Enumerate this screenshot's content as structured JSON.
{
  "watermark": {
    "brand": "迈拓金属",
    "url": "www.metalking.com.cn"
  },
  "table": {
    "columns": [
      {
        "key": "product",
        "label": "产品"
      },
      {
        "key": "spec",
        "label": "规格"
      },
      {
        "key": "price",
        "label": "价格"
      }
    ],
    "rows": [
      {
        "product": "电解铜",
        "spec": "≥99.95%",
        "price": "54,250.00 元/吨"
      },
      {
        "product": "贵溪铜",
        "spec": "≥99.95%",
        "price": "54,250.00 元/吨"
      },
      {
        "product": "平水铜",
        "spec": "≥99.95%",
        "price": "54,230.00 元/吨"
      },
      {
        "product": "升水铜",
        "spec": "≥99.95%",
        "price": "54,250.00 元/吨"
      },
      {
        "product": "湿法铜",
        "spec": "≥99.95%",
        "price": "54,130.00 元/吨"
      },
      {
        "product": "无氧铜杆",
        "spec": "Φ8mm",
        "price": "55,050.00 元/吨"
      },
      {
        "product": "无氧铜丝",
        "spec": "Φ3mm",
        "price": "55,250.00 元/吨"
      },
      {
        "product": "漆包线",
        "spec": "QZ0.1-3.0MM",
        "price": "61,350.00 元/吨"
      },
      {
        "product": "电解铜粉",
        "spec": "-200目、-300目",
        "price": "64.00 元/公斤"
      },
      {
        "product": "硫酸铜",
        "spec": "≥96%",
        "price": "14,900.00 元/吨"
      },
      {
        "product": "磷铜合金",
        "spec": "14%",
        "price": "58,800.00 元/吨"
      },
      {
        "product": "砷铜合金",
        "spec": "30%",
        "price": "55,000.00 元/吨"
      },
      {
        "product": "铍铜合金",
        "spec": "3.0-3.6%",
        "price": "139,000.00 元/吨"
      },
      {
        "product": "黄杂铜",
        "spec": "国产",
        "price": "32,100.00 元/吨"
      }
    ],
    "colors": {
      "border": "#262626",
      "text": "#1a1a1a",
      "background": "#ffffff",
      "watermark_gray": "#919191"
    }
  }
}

-*-*-

▶ _Set exercise_
All of the entries should be written out again exactly.

▶ _In response_
Enumerate this screenshot's content as structured JSON.
{
  "watermark": {
    "brand": "迈拓金属",
    "url": "www.metalking.com.cn"
  },
  "table": {
    "columns": [
      {
        "key": "product",
        "label": "产品"
      },
      {
        "key": "spec",
        "label": "规格"
      },
      {
        "key": "price",
        "label": "价格"
      }
    ],
    "rows": [
      {
        "product": "电解铜",
        "spec": "≥99.95%",
        "price": "54,250.00 元/吨"
      },
      {
        "product": "贵溪铜",
        "spec": "≥99.95%",
        "price": "54,250.00 元/吨"
      },
      {
        "product": "平水铜",
        "spec": "≥99.95%",
        "price": "54,230.00 元/吨"
      },
      {
        "product": "升水铜",
        "spec": "≥99.95%",
        "price": "54,250.00 元/吨"
      },
      {
        "product": "湿法铜",
        "spec": "≥99.95%",
        "price": "54,130.00 元/吨"
      },
      {
        "product": "无氧铜杆",
        "spec": "Φ8mm",
        "price": "55,050.00 元/吨"
      },
      {
        "product": "无氧铜丝",
        "spec": "Φ3mm",
        "price": "55,250.00 元/吨"
      },
      {
        "product": "漆包线",
        "spec": "QZ0.1-3.0MM",
        "price": "61,350.00 元/吨"
      },
      {
        "product": "电解铜粉",
        "spec": "-200目、-300目",
        "price": "64.00 元/公斤"
      },
      {
        "product": "硫酸铜",
        "spec": "≥96%",
        "price": "14,900.00 元/吨"
      },
      {
        "product": "磷铜合金",
        "spec": "14%",
        "price": "58,800.00 元/吨"
      },
      {
        "product": "砷铜合金",
        "spec": "30%",
        "price": "55,000.00 元/吨"
      },
      {
        "product": "铍铜合金",
        "spec": "3.0-3.6%",
        "price": "139,000.00 元/吨"
      },
      {
        "product": "黄杂铜",
        "spec": "国产",
        "price": "32,100.00 元/吨"
      }
    ],
    "colors": {
      "border": "#262626",
      "text": "#1a1a1a",
      "background": "#ffffff",
      "watermark_gray": "#919191"
    }
  }
}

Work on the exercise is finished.